(Given task): Please copy the items word for word, from the line with "node-value: 492 — [1310, 1196, 1380, 1237]" through the line with "tree-figure — [587, 334, 840, 578]", including both of those lines.

(Data extracted from a collection)
######
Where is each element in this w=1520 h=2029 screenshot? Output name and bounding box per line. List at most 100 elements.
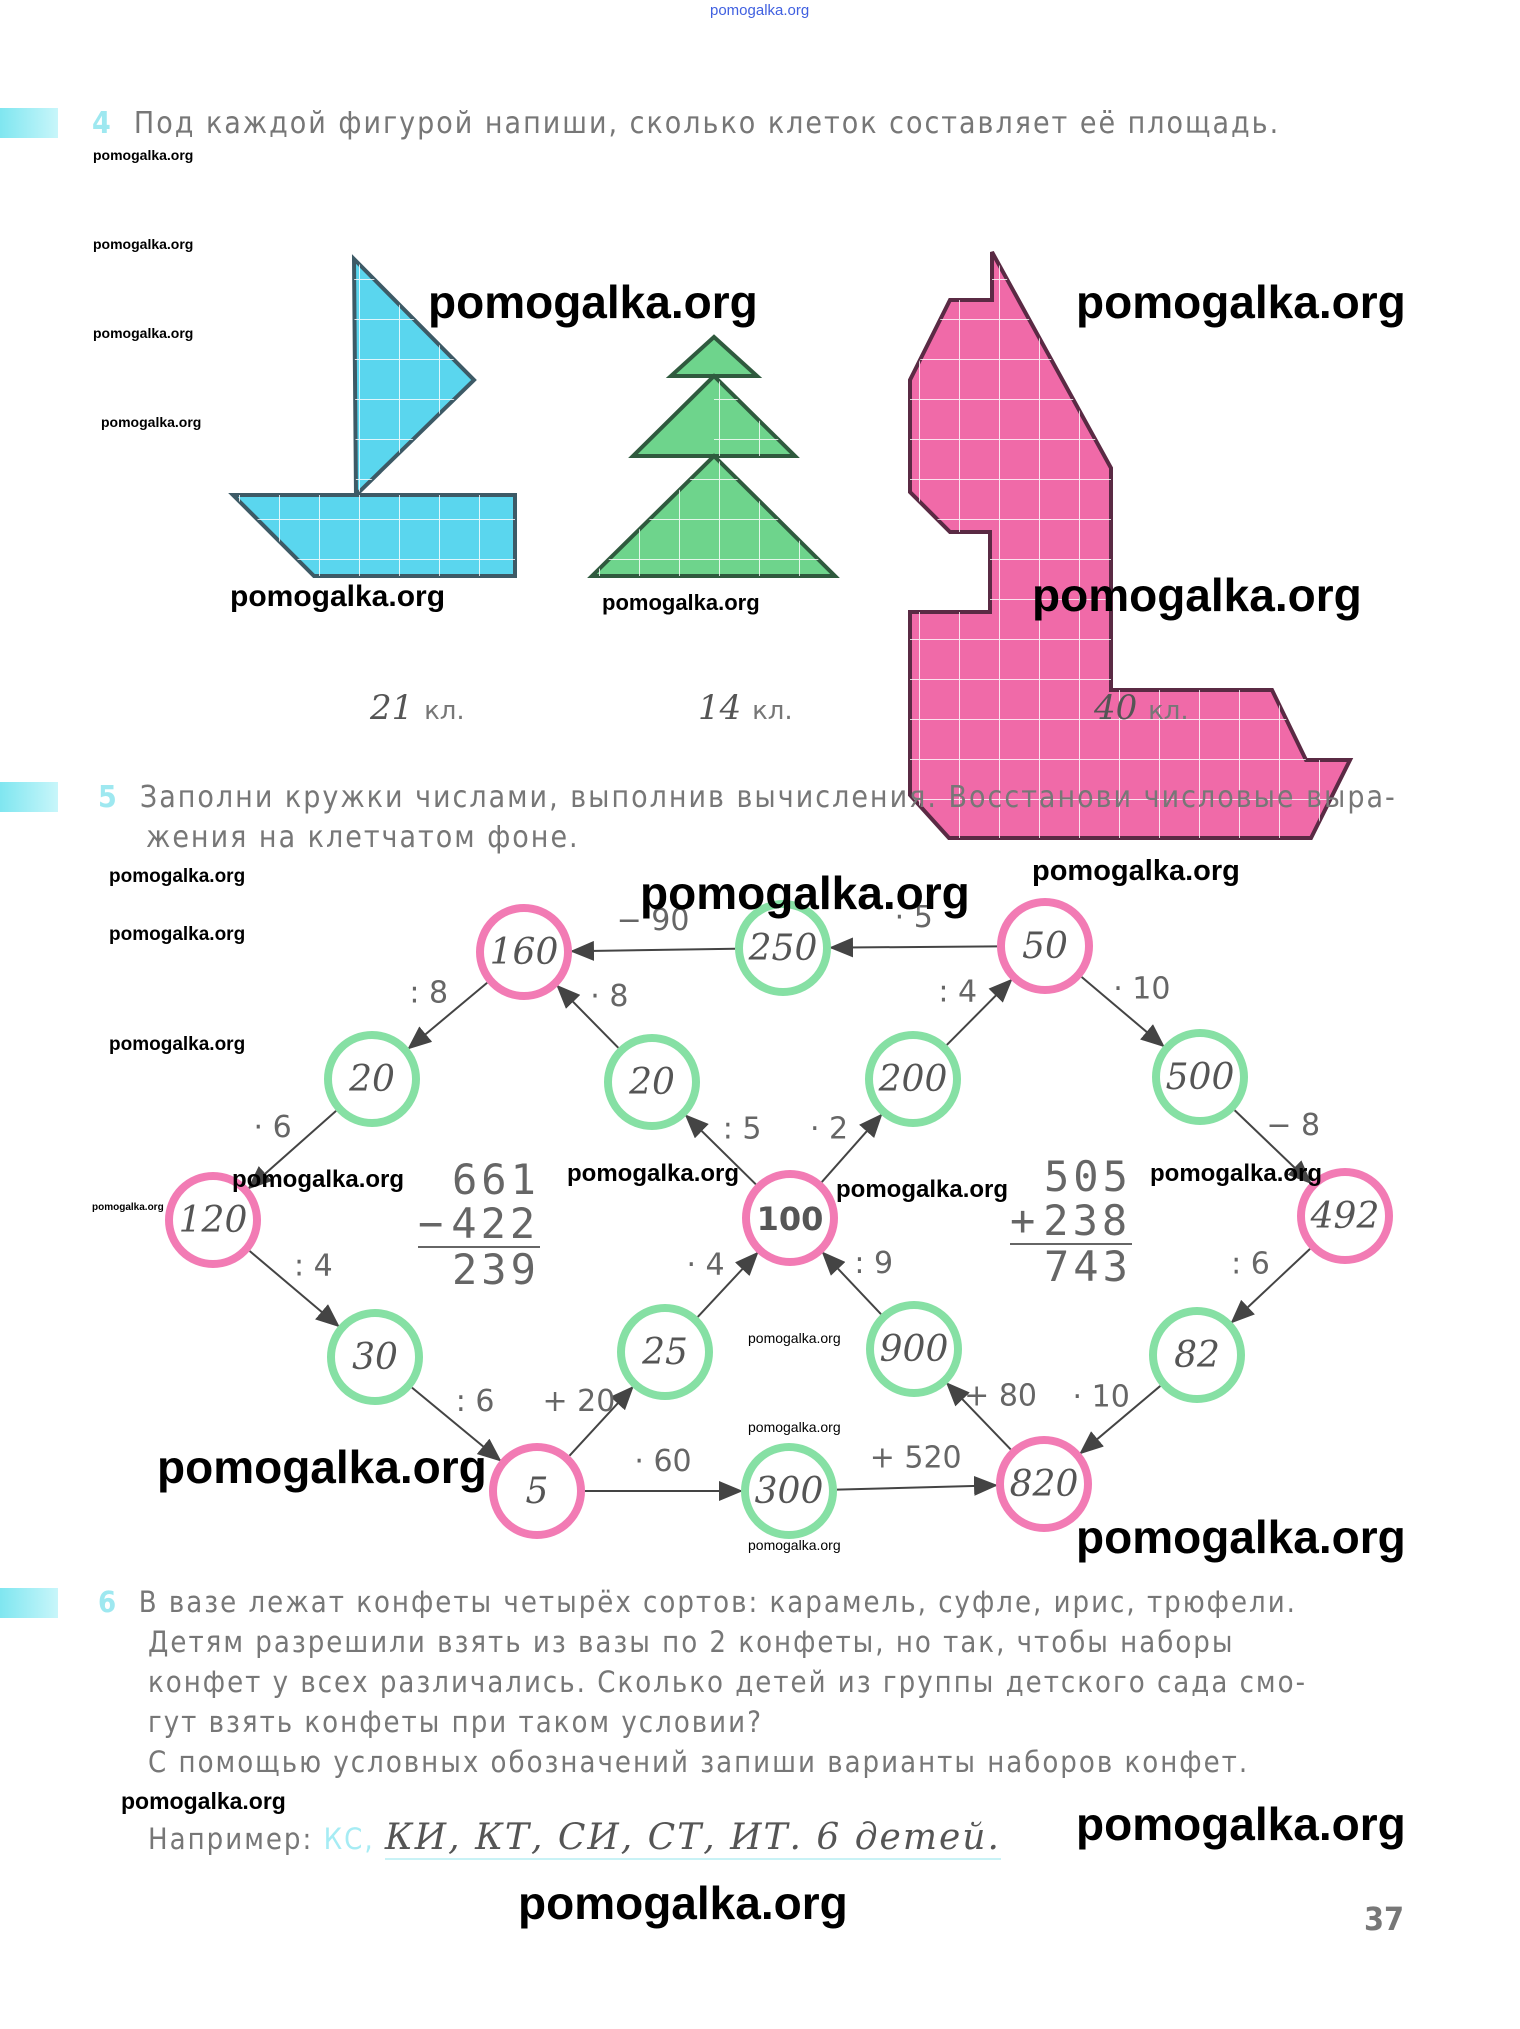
node-value: 492 — [1310, 1196, 1380, 1237]
task5-diagram: · 5− 90: 8· 8: 4· 10· 6: 5· 2− 8: 4· 4: … — [165, 898, 1393, 1539]
node-value: 82 — [1174, 1335, 1220, 1376]
watermark: pomogalka.org — [836, 1176, 1009, 1203]
circle-node — [742, 1170, 838, 1266]
watermark: pomogalka.org — [518, 1877, 848, 1929]
watermark: pomogalka.org — [230, 580, 446, 613]
arrow-n900-n100 — [821, 1251, 882, 1315]
tree-figure — [587, 334, 840, 578]
watermark: pomogalka.org — [101, 414, 202, 430]
answer-shape: 40 кл. — [1094, 688, 1189, 728]
node-value: 250 — [748, 928, 818, 969]
task5-line1: 5 Заполни кружки числами, выполнив вычис… — [98, 780, 1397, 815]
example-line: Например: КС, КИ, КТ, СИ, СТ, ИТ. 6 дете… — [148, 1817, 1001, 1860]
operation-label: · 8 — [590, 979, 628, 1014]
arrow-n492-n82 — [1230, 1248, 1311, 1324]
sailboat-figure — [228, 254, 517, 578]
node-value: 20 — [348, 1059, 395, 1100]
node-value: 100 — [757, 1200, 824, 1238]
node-value: 25 — [641, 1332, 688, 1373]
watermark: pomogalka.org — [92, 1202, 164, 1213]
circle-node — [1152, 1029, 1248, 1125]
circle-node — [165, 1172, 261, 1268]
arrow-n100-n200 — [821, 1113, 883, 1183]
circle-node — [324, 1031, 420, 1127]
task6-answer: КИ, КТ, СИ, СТ, ИТ. 6 детей. — [384, 1817, 1001, 1860]
operation-label: · 10 — [1073, 1380, 1130, 1415]
watermark: pomogalka.org — [1032, 569, 1362, 621]
task4-tab — [0, 108, 58, 138]
operation-label: : 5 — [723, 1112, 762, 1147]
operation-label: · 60 — [634, 1444, 691, 1479]
circle-node — [865, 1031, 961, 1127]
header-watermark: pomogalka.org — [710, 2, 810, 19]
watermark: pomogalka.org — [748, 1330, 841, 1346]
calc-left: 661 −422 239 — [418, 1155, 540, 1294]
arrow-n160-n20a — [407, 982, 488, 1050]
operation-label: : 9 — [854, 1246, 893, 1281]
watermark: pomogalka.org — [748, 1419, 841, 1435]
arrow-n50-n500 — [1081, 976, 1165, 1048]
watermark: pomogalka.org — [1032, 855, 1240, 887]
circle-node — [996, 1436, 1092, 1532]
answer-boat: 21 кл. — [370, 688, 465, 728]
operation-label: : 6 — [1231, 1247, 1270, 1282]
task-number: 4 — [92, 106, 113, 141]
watermark: pomogalka.org — [93, 325, 194, 341]
circle-node — [1149, 1307, 1245, 1403]
operation-label: − 90 — [617, 903, 690, 938]
arrow-n120-n30 — [249, 1250, 340, 1328]
watermark: pomogalka.org — [748, 1537, 841, 1553]
arrow-n5-n25 — [568, 1385, 634, 1457]
arrow-n200-n50 — [946, 978, 1013, 1046]
arrow-n50-n250 — [828, 937, 998, 958]
arrow-n250-n160 — [569, 940, 736, 961]
arrow-n82-n820 — [1079, 1385, 1161, 1455]
task4-heading: 4 Под каждой фигурой напиши, сколько кле… — [92, 106, 1280, 141]
watermark: pomogalka.org — [428, 276, 758, 328]
operation-label: + 20 — [543, 1384, 616, 1419]
watermark: pomogalka.org — [121, 1788, 286, 1814]
watermark: pomogalka.org — [232, 1166, 405, 1193]
watermark: pomogalka.org — [1076, 276, 1406, 328]
node-value: 120 — [179, 1200, 248, 1241]
operation-label: · 2 — [810, 1112, 848, 1147]
pink-figure — [908, 251, 1354, 840]
task6-text: 6 В вазе лежат конфеты четырёх сортов: к… — [98, 1585, 1307, 1779]
operation-label: · 6 — [254, 1110, 292, 1145]
operation-label: + 80 — [964, 1379, 1037, 1414]
arrow-n500-n492 — [1233, 1109, 1312, 1185]
arrow-n820-n900 — [945, 1382, 1012, 1451]
watermark: pomogalka.org — [93, 236, 194, 252]
watermark: pomogalka.org — [1076, 1798, 1406, 1850]
arrow-n20b-n160 — [556, 984, 620, 1049]
node-value: 30 — [352, 1337, 398, 1378]
operation-label: : 8 — [409, 975, 448, 1010]
node-value: 900 — [880, 1329, 949, 1370]
circle-node — [741, 1443, 837, 1539]
circle-node — [866, 1301, 962, 1397]
operation-label: · 10 — [1113, 972, 1170, 1007]
watermark: pomogalka.org — [109, 866, 246, 887]
operation-label: · 4 — [686, 1248, 724, 1283]
node-value: 300 — [755, 1471, 824, 1512]
task6-tab — [0, 1588, 58, 1618]
node-value: 5 — [526, 1471, 549, 1512]
node-value: 50 — [1022, 926, 1068, 967]
task5-tab — [0, 782, 58, 812]
page-number: 37 — [1364, 1900, 1405, 1938]
circle-node — [1297, 1168, 1393, 1264]
arrow-n300-n820 — [836, 1475, 999, 1496]
watermark: pomogalka.org — [640, 867, 970, 919]
node-value: 160 — [490, 932, 559, 973]
watermark: pomogalka.org — [93, 147, 194, 163]
circle-node — [327, 1309, 423, 1405]
watermark: pomogalka.org — [602, 590, 760, 615]
operation-label: − 8 — [1266, 1108, 1320, 1143]
calc-right: 505 +238 743 — [1010, 1152, 1132, 1291]
watermark: pomogalka.org — [1076, 1511, 1406, 1563]
operation-label: : 4 — [938, 974, 977, 1009]
node-value: 20 — [628, 1062, 675, 1103]
watermark: pomogalka.org — [109, 1034, 246, 1055]
operation-label: : 4 — [294, 1249, 333, 1284]
watermark: pomogalka.org — [567, 1160, 740, 1187]
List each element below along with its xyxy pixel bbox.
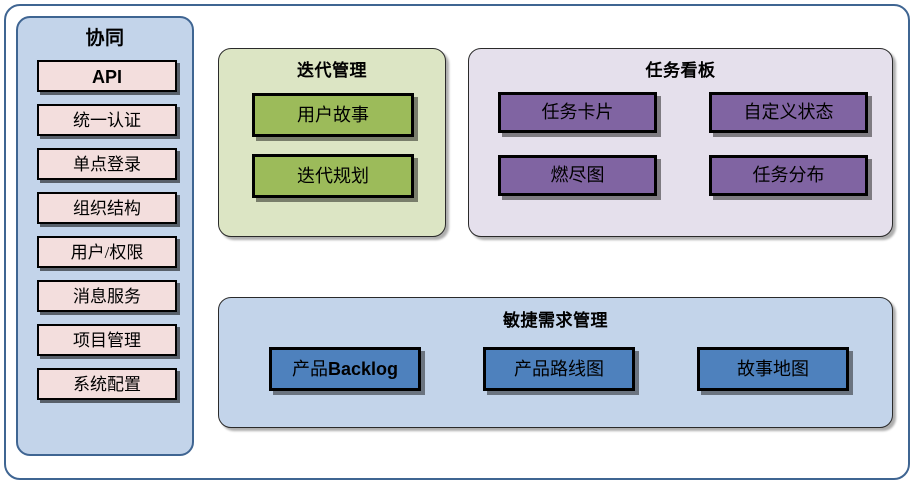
panel-agile-requirements[interactable]: 敏捷需求管理 产品Backlog 产品路线图 故事地图: [218, 297, 893, 428]
agile-requirements-item-row: 产品Backlog 产品路线图 故事地图: [269, 347, 849, 391]
sidebar-item-api[interactable]: API: [37, 60, 177, 92]
requirements-item-product-backlog[interactable]: 产品Backlog: [269, 347, 421, 391]
sidebar-item-message-service[interactable]: 消息服务: [37, 280, 177, 312]
iteration-item-list: 用户故事 迭代规划: [252, 93, 414, 215]
sidebar-item-user-permission[interactable]: 用户/权限: [37, 236, 177, 268]
panel-iteration-management-title: 迭代管理: [297, 61, 367, 80]
sidebar-item-project-management[interactable]: 项目管理: [37, 324, 177, 356]
panel-agile-requirements-title: 敏捷需求管理: [503, 311, 608, 330]
requirements-item-product-roadmap[interactable]: 产品路线图: [483, 347, 635, 391]
panel-task-board-title: 任务看板: [645, 61, 716, 80]
sidebar-item-system-config[interactable]: 系统配置: [37, 368, 177, 400]
task-board-item-custom-status[interactable]: 自定义状态: [709, 92, 868, 133]
task-board-item-task-card[interactable]: 任务卡片: [498, 92, 657, 133]
sidebar-item-unified-auth[interactable]: 统一认证: [37, 104, 177, 136]
requirements-item-product-backlog-latin: Backlog: [327, 359, 399, 379]
requirements-item-product-backlog-cjk: 产品: [291, 359, 328, 379]
sidebar-item-org-structure[interactable]: 组织结构: [37, 192, 177, 224]
requirements-item-story-map-label: 故事地图: [737, 359, 809, 379]
iteration-item-iteration-planning[interactable]: 迭代规划: [252, 154, 414, 198]
sidebar-item-single-sign-on[interactable]: 单点登录: [37, 148, 177, 180]
task-board-item-burndown-chart[interactable]: 燃尽图: [498, 155, 657, 196]
requirements-item-story-map[interactable]: 故事地图: [697, 347, 849, 391]
task-board-item-task-distribution[interactable]: 任务分布: [709, 155, 868, 196]
task-board-item-grid: 任务卡片 自定义状态 燃尽图 任务分布: [498, 92, 868, 218]
collaboration-item-list: API 统一认证 单点登录 组织结构 用户/权限 消息服务 项目管理 系统配置: [37, 60, 177, 412]
panel-iteration-management[interactable]: 迭代管理 用户故事 迭代规划: [218, 48, 446, 237]
iteration-item-user-story[interactable]: 用户故事: [252, 93, 414, 137]
panel-task-board[interactable]: 任务看板 任务卡片 自定义状态 燃尽图 任务分布: [468, 48, 893, 237]
requirements-item-product-roadmap-label: 产品路线图: [514, 359, 604, 379]
panel-collaboration-title: 协同: [85, 28, 125, 49]
panel-collaboration[interactable]: 协同 API 统一认证 单点登录 组织结构 用户/权限 消息服务 项目管理 系统…: [16, 16, 194, 456]
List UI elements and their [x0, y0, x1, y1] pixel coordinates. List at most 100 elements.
######
(Final result):
node-value: 492 — [1310, 1196, 1380, 1237]
task5-diagram: · 5− 90: 8· 8: 4· 10· 6: 5· 2− 8: 4· 4: … — [165, 898, 1393, 1539]
node-value: 82 — [1174, 1335, 1220, 1376]
watermark: pomogalka.org — [836, 1176, 1009, 1203]
circle-node — [742, 1170, 838, 1266]
watermark: pomogalka.org — [518, 1877, 848, 1929]
watermark: pomogalka.org — [230, 580, 446, 613]
arrow-n900-n100 — [821, 1251, 882, 1315]
tree-figure — [587, 334, 840, 578]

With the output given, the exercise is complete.